• _Things to do_:
A - Which opportunities for reaching the greenhouse gas reduction target does the sustainable development text below list?
B - Carry on the sustainable development text from the point where it stops.
---------- Text ----------
B9 - Ecologically Sustainable Development
The Directorate has responsibility for, among other things, climate change policy, energy policy, energy efficiency programs, environmental sustainability policy, nature conservation policy and the Parks and Conservation Service (PCS). These matters, which all cover ecologically sustainable development, represent core business and are discussed elsewhere. The reporting within this section of the annual report is therefore focused primarily on the Directorate's use of its own resources.
The Directorate took on new responsibilities in 2017-18; this saw a 13% increase in staff and a larger property and fleet portfolio.
The Directorate continued to put in place measures to manage and reduce its environmental impact. The Carbon Neutral Government and Actsmart teams actively encourage energy efficiency including via posters, all staff notifications, team meetings and displays. Staff are advised to power down computers and monitors at the end of the day, while printers and other devices are turned off for weekends and holidays. Personal desk heaters and fans are discouraged. A sustainability officer was put in place during the year to monitor and report on utility and other resource usage, identify energy saving opportunities, and support directorate staff to improve resource efficiency.
Parks and Conservation Service activities minimised energy use while continuing to deliver an appropriate level of maintenance and safety in our parks and reserves. Achieving the energy reduction target without a reduction in this level of service will continue to remain a challenge requiring attention by the Directorate.
For the upcoming year, the Directorate has identified a 4% reduction target in greenhouse gases, including a 5% reduction in emissions from transport fuel. The target is based on energy consumption for the 2017 calendar year and forecast efficiencies, and is subject to seasonal weather variations and climate change.
Opportunities to achieve the target include:
- energy efficiency at PCS depots to reduce energy consumption
- upgrading of HVAC systems
- transport fuel energy efficiency across the Directorate fleet including vehicle management, substitution and reduction in use.
Data in this section for 2017-18 was extracted from the Government's Enterprise Sustainability Platform and is accurate as at 2 August 2018. The majority of paper consumption at Dame Pattie Menzies House is reported by Access Canberra, CMTEDD.
Climate change policy implementation audit
The Directorate contributed $50,000 towards a review of the Climate Change Strategy and Action Plan 2 (AP2) undertaken by the Commissioner for Sustainability and the Environment. In order to ensure the Government is transparent and accountable in the implementation of Government policy, AP2 included a requirement for an implementation audit every three years by the Commissioner (in 2014, 2017 and 2020). The first audit was completed in 2014 and the second audit completed in 2017, as per the timeframe established in AP2. The Implementation Status Report on ACT Government's Climate Change Policy (the report) was publicly released on 26 October 2017.
---------- Data segment ----------
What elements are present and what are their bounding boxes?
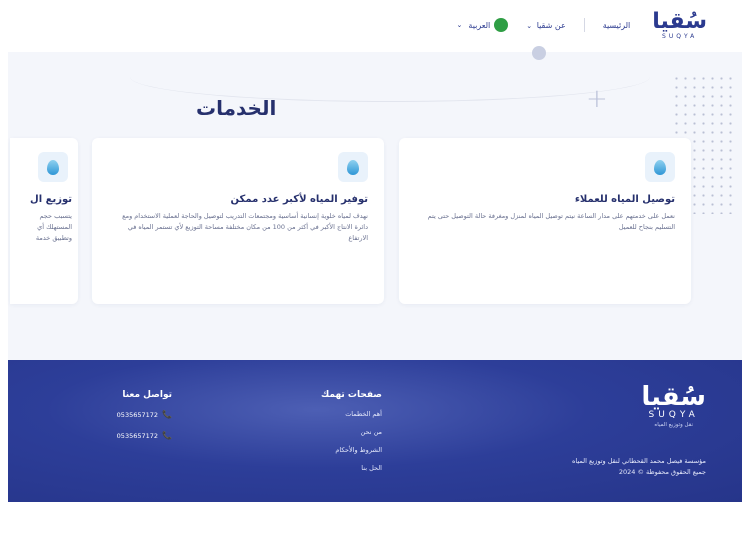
----------
• _Task responses_:
A -
- Energy efficiency at PCS depots to reduce energy consumption
- Upgrading of HVAC systems
- Transport fuel energy efficiency across the Directorate fleet, including vehicle management, substitution and reduction in use

B -
The report identified that the ACT has established itself as a national and international leader in climate change policy. It also highlighted the substantial progress in delivering on AP2 actions. However the report was critical of the Government's implementation of its Community Engagement Strategy on Climate Change (Action 5 in AP2), in particular the 'relatively compartmentalised manner' of implementation, and 'absence of an overarching governance structure and adequate resourcing'. The latter refers to the changing priorities and approaches to communication which have been trialled by the Directorate since 2012. The report rated Action 5 as 'of concern'.
More positively, the report found that engagement has been expansive and demonstrated success through the improvement in community attitudes toward taking action on climate change between the 2013 and 2016 community surveys.
The report also identified Action 3 regarding information for tenants on the energy efficiency of their dwellings to be 'of concern'. It identified that the intended action to require landlords to provide information to prospective tenants about the energy efficiency of homes and fixed appliances (page 41) has resulted in a trial of information provision rather than regulation to mandate improved efficiency. The report suggested that rather than implementing Action 3, the Government should introduce appropriate regulation and incentives to landlords so that they provide energy efficient housing stock to tenants.
A Government response to the report was released in February 2018. In response, the Government acknowledged the findings of the audit and supported the continual improvement of policy development and implementation to ensure climate adaptation and mitigation work continues effectively. The ACT Government agreed to all recommendations and noted Recommendation 12 - Identify energy productivity and/or efficiency targets in conjunction with emissions reduction targets at 5 to 10 year intervals out to 2050 to optimise sustainability outcomes. The consideration of energy efficiency targets may be re-assessed in future years should a need arise. Recommendations from the report are being actively considered in the development of the new ACT Climate Change Strategy.
Changes to stationary energy use
Despite a 9% increase in cooling degree days (hotter days, requiring cooling for human comfort) compared with the previous year, office spaces and PCS depots showed reductions in electricity usage due to energy efficiency measures.
There was a 20% reduction in natural gas consumption at the largest office site, Dame Pattie Menzies House, where gas is used for heating. This was partly due to a consolidation of office space in this building, which is shared with CMTEDD, and partly due to a 4% reduction in heating degree days (cooler days requiring heating for human comfort) between 2016-17 and 2017-18. Overall, natural gas consumption for the Directorate decreased by 14%.
The temporary occupancy of Macarthur House for two months in 2017 partly offset the overall reduction in electricity and gas usage for the Directorate .
Changes to water use
Despite a dry summer and autumn water consumption decreased overall by 13%, largely due to water management at some irrigated parkland sites.
The large scale relocation of staff within Dame Pattie Menzies House increased waste to landfill by 34%.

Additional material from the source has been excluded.